EXERCISE AIM ::
All the entries need to be quoted exactly, apart from the pictures, which you should drop.

DATA ::
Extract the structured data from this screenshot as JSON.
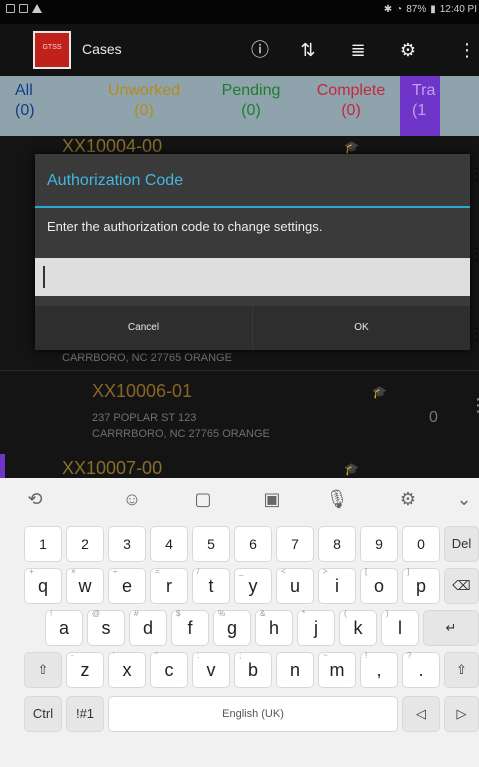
{
  "status": {
    "battery": "87%",
    "time": "12:40 PI"
  },
  "app": {
    "title": "Cases",
    "logo_text": "GTSS"
  },
  "tabs": [
    {
      "label": "All",
      "count": "(0)"
    },
    {
      "label": "Unworked",
      "count": "(0)"
    },
    {
      "label": "Pending",
      "count": "(0)"
    },
    {
      "label": "Complete",
      "count": "(0)"
    },
    {
      "label": "Tra",
      "count": "(1"
    }
  ],
  "cases": [
    {
      "code": "XX10004-00"
    },
    {
      "addr2": "CARRBORO, NC 27765 ORANGE"
    },
    {
      "code": "XX10006-01",
      "addr1": "237 POPLAR ST 123",
      "addr2": "CARRRBORO, NC 27765 ORANGE",
      "count": "0"
    },
    {
      "code": "XX10007-00"
    }
  ],
  "dialog": {
    "title": "Authorization Code",
    "message": "Enter the authorization code to change settings.",
    "input_value": "",
    "cancel_label": "Cancel",
    "ok_label": "OK"
  },
  "keyboard": {
    "numbers": [
      "1",
      "2",
      "3",
      "4",
      "5",
      "6",
      "7",
      "8",
      "9",
      "0"
    ],
    "del": "Del",
    "row1": [
      "q",
      "w",
      "e",
      "r",
      "t",
      "y",
      "u",
      "i",
      "o",
      "p"
    ],
    "row1_hints": [
      "+",
      "×",
      "÷",
      "=",
      "/",
      "_",
      "<",
      ">",
      "[",
      "]"
    ],
    "row2": [
      "a",
      "s",
      "d",
      "f",
      "g",
      "h",
      "j",
      "k",
      "l"
    ],
    "row2_hints": [
      "!",
      "@",
      "#",
      "$",
      "%",
      "&",
      "*",
      "(",
      ")"
    ],
    "row3": [
      "z",
      "x",
      "c",
      "v",
      "b",
      "n",
      "m",
      ",",
      "."
    ],
    "row3_hints": [
      "-",
      "'",
      "\"",
      ":",
      ";",
      "",
      "~",
      "!",
      "?"
    ],
    "ctrl": "Ctrl",
    "symbols": "!#1",
    "space": "English (UK)"
  }
}
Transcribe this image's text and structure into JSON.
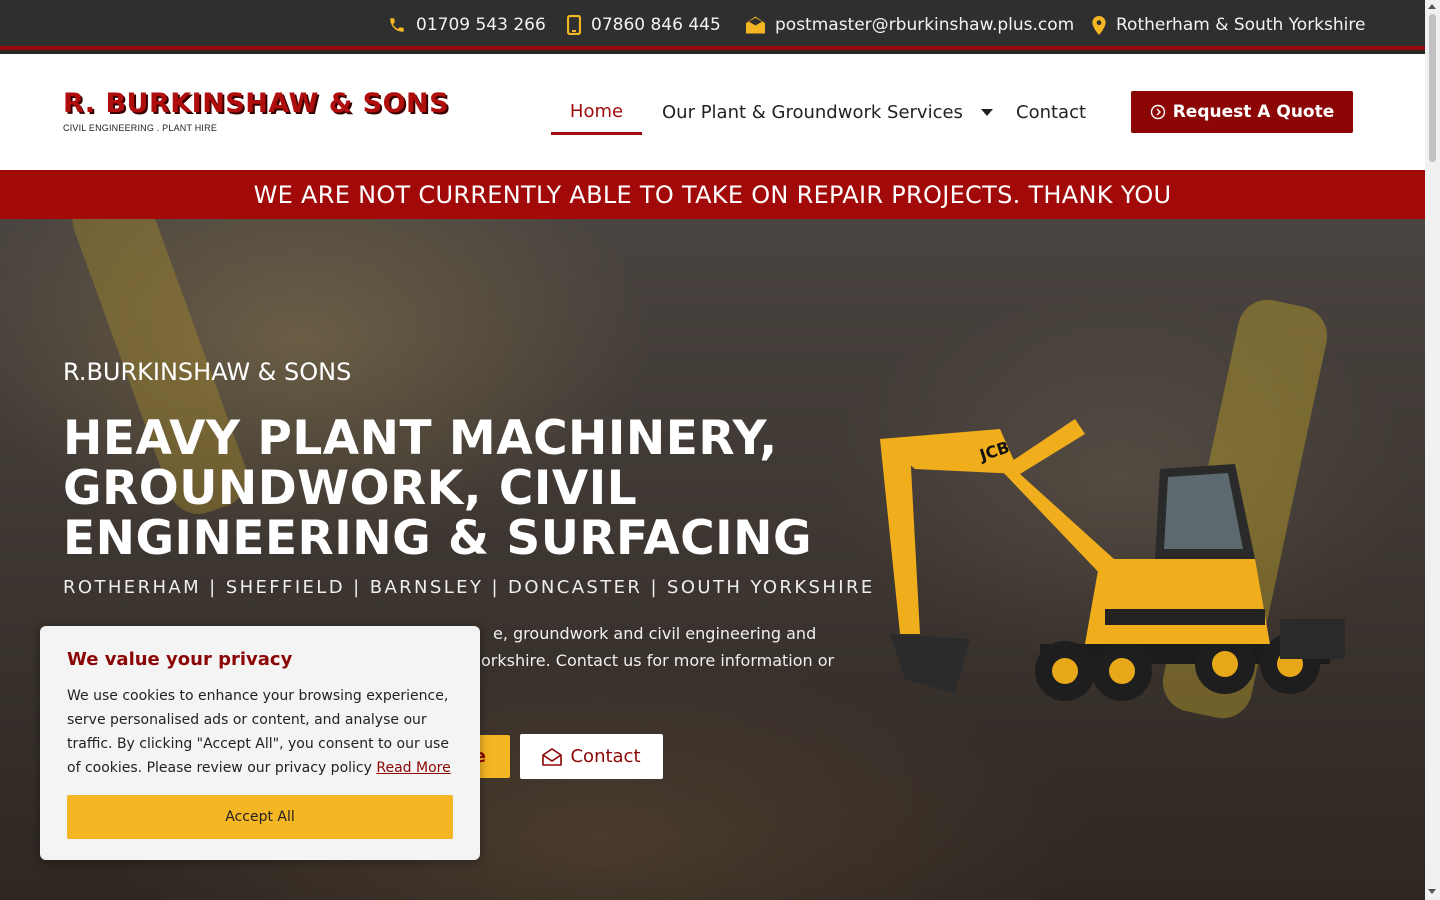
{
  "topbar": {
    "phone": "01709 543 266",
    "mobile": "07860 846 445",
    "email": "postmaster@rburkinshaw.plus.com",
    "location": "Rotherham & South Yorkshire",
    "icon_color": "#f4b623"
  },
  "header": {
    "logo_main": "R. BURKINSHAW & SONS",
    "logo_sub": "CIVIL ENGINEERING . PLANT HIRE",
    "nav": [
      {
        "label": "Home",
        "active": true
      },
      {
        "label": "Our Plant & Groundwork Services",
        "has_dropdown": true
      },
      {
        "label": "Contact"
      }
    ],
    "quote_button": "Request A Quote"
  },
  "banner": {
    "text": "WE ARE NOT CURRENTLY ABLE TO TAKE ON REPAIR PROJECTS. THANK YOU"
  },
  "hero": {
    "eyebrow": "R.BURKINSHAW & SONS",
    "title": "HEAVY PLANT MACHINERY, GROUNDWORK, CIVIL ENGINEERING & SURFACING",
    "locations": "ROTHERHAM | SHEFFIELD | BARNSLEY | DONCASTER | SOUTH YORKSHIRE",
    "body_visible_line1": "e, groundwork and civil engineering and",
    "body_visible_line2": "orkshire. Contact us for more information or",
    "quote_button_visible": "e",
    "contact_button": "Contact",
    "machine_brand": "JCB"
  },
  "cookie": {
    "title": "We value your privacy",
    "text": "We use cookies to enhance your browsing experience, serve personalised ads or content, and analyse our traffic. By clicking \"Accept All\", you consent to our use of cookies. Please review our privacy policy",
    "link": "Read More",
    "accept": "Accept All"
  },
  "colors": {
    "brand_red": "#a20a0a",
    "accent_yellow": "#f4b623",
    "topbar_bg": "#2f2f2f"
  }
}
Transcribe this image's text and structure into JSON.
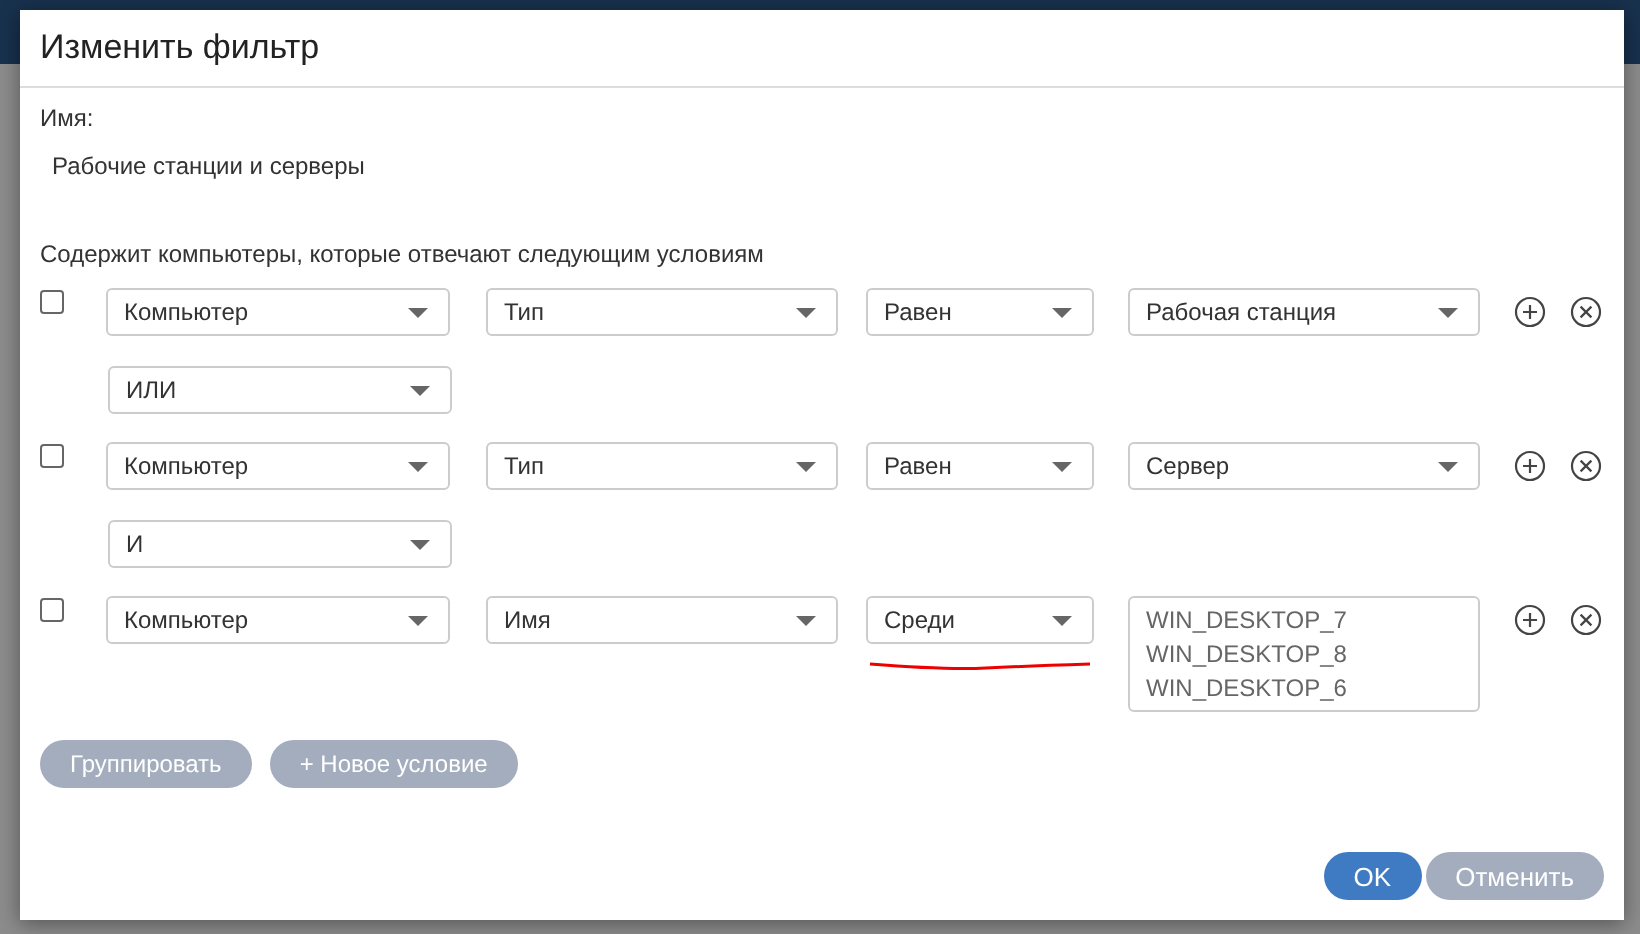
{
  "dialog": {
    "title": "Изменить фильтр",
    "name_label": "Имя:",
    "name_value": "Рабочие станции и серверы",
    "conditions_heading": "Содержит компьютеры, которые отвечают следующим условиям",
    "conditions": [
      {
        "checked": false,
        "field": "Компьютер",
        "property": "Тип",
        "operator": "Равен",
        "underlined": false,
        "value": "Рабочая станция",
        "logic": "ИЛИ"
      },
      {
        "checked": false,
        "field": "Компьютер",
        "property": "Тип",
        "operator": "Равен",
        "underlined": false,
        "value": "Сервер",
        "logic": "И"
      },
      {
        "checked": false,
        "field": "Компьютер",
        "property": "Имя",
        "operator": "Среди",
        "underlined": true,
        "values": [
          "WIN_DESKTOP_7",
          "WIN_DESKTOP_8",
          "WIN_DESKTOP_6"
        ]
      }
    ],
    "group_button": "Группировать",
    "add_button": "+ Новое условие",
    "ok_button": "OK",
    "cancel_button": "Отменить"
  }
}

EXERCISE RESPONSE ::
Extract the structured data from this screenshot as JSON.
{
  "status": {
    "battery": "87%",
    "time": "12:40 PI"
  },
  "app": {
    "title": "Cases",
    "logo_text": "GTSS"
  },
  "tabs": [
    {
      "label": "All",
      "count": "(0)"
    },
    {
      "label": "Unworked",
      "count": "(0)"
    },
    {
      "label": "Pending",
      "count": "(0)"
    },
    {
      "label": "Complete",
      "count": "(0)"
    },
    {
      "label": "Tra",
      "count": "(1"
    }
  ],
  "cases": [
    {
      "code": "XX10004-00"
    },
    {
      "addr2": "CARRBORO, NC 27765 ORANGE"
    },
    {
      "code": "XX10006-01",
      "addr1": "237 POPLAR ST 123",
      "addr2": "CARRRBORO, NC 27765 ORANGE",
      "count": "0"
    },
    {
      "code": "XX10007-00"
    }
  ],
  "dialog": {
    "title": "Authorization Code",
    "message": "Enter the authorization code to change settings.",
    "input_value": "",
    "cancel_label": "Cancel",
    "ok_label": "OK"
  },
  "keyboard": {
    "numbers": [
      "1",
      "2",
      "3",
      "4",
      "5",
      "6",
      "7",
      "8",
      "9",
      "0"
    ],
    "del": "Del",
    "row1": [
      "q",
      "w",
      "e",
      "r",
      "t",
      "y",
      "u",
      "i",
      "o",
      "p"
    ],
    "row1_hints": [
      "+",
      "×",
      "÷",
      "=",
      "/",
      "_",
      "<",
      ">",
      "[",
      "]"
    ],
    "row2": [
      "a",
      "s",
      "d",
      "f",
      "g",
      "h",
      "j",
      "k",
      "l"
    ],
    "row2_hints": [
      "!",
      "@",
      "#",
      "$",
      "%",
      "&",
      "*",
      "(",
      ")"
    ],
    "row3": [
      "z",
      "x",
      "c",
      "v",
      "b",
      "n",
      "m",
      ",",
      "."
    ],
    "row3_hints": [
      "-",
      "'",
      "\"",
      ":",
      ";",
      "",
      "~",
      "!",
      "?"
    ],
    "ctrl": "Ctrl",
    "symbols": "!#1",
    "space": "English (UK)"
  }
}
Transcribe this image's text and structure into JSON.
{
  "topbar": {
    "phone": "01709 543 266",
    "mobile": "07860 846 445",
    "email": "postmaster@rburkinshaw.plus.com",
    "location": "Rotherham & South Yorkshire",
    "icon_color": "#f4b623"
  },
  "header": {
    "logo_main": "R. BURKINSHAW & SONS",
    "logo_sub": "CIVIL ENGINEERING . PLANT HIRE",
    "nav": [
      {
        "label": "Home",
        "active": true
      },
      {
        "label": "Our Plant & Groundwork Services",
        "has_dropdown": true
      },
      {
        "label": "Contact"
      }
    ],
    "quote_button": "Request A Quote"
  },
  "banner": {
    "text": "WE ARE NOT CURRENTLY ABLE TO TAKE ON REPAIR PROJECTS. THANK YOU"
  },
  "hero": {
    "eyebrow": "R.BURKINSHAW & SONS",
    "title": "HEAVY PLANT MACHINERY, GROUNDWORK, CIVIL ENGINEERING & SURFACING",
    "locations": "ROTHERHAM | SHEFFIELD | BARNSLEY | DONCASTER | SOUTH YORKSHIRE",
    "body_visible_line1": "e, groundwork and civil engineering and",
    "body_visible_line2": "orkshire. Contact us for more information or",
    "quote_button_visible": "e",
    "contact_button": "Contact",
    "machine_brand": "JCB"
  },
  "cookie": {
    "title": "We value your privacy",
    "text": "We use cookies to enhance your browsing experience, serve personalised ads or content, and analyse our traffic. By clicking \"Accept All\", you consent to our use of cookies. Please review our privacy policy",
    "link": "Read More",
    "accept": "Accept All"
  },
  "colors": {
    "brand_red": "#a20a0a",
    "accent_yellow": "#f4b623",
    "topbar_bg": "#2f2f2f"
  }
}
Transcribe this image's text and structure into JSON.
{
  "dialog": {
    "title": "Изменить фильтр",
    "name_label": "Имя:",
    "name_value": "Рабочие станции и серверы",
    "conditions_heading": "Содержит компьютеры, которые отвечают следующим условиям",
    "conditions": [
      {
        "checked": false,
        "field": "Компьютер",
        "property": "Тип",
        "operator": "Равен",
        "underlined": false,
        "value": "Рабочая станция",
        "logic": "ИЛИ"
      },
      {
        "checked": false,
        "field": "Компьютер",
        "property": "Тип",
        "operator": "Равен",
        "underlined": false,
        "value": "Сервер",
        "logic": "И"
      },
      {
        "checked": false,
        "field": "Компьютер",
        "property": "Имя",
        "operator": "Среди",
        "underlined": true,
        "values": [
          "WIN_DESKTOP_7",
          "WIN_DESKTOP_8",
          "WIN_DESKTOP_6"
        ]
      }
    ],
    "group_button": "Группировать",
    "add_button": "+ Новое условие",
    "ok_button": "OK",
    "cancel_button": "Отменить"
  }
}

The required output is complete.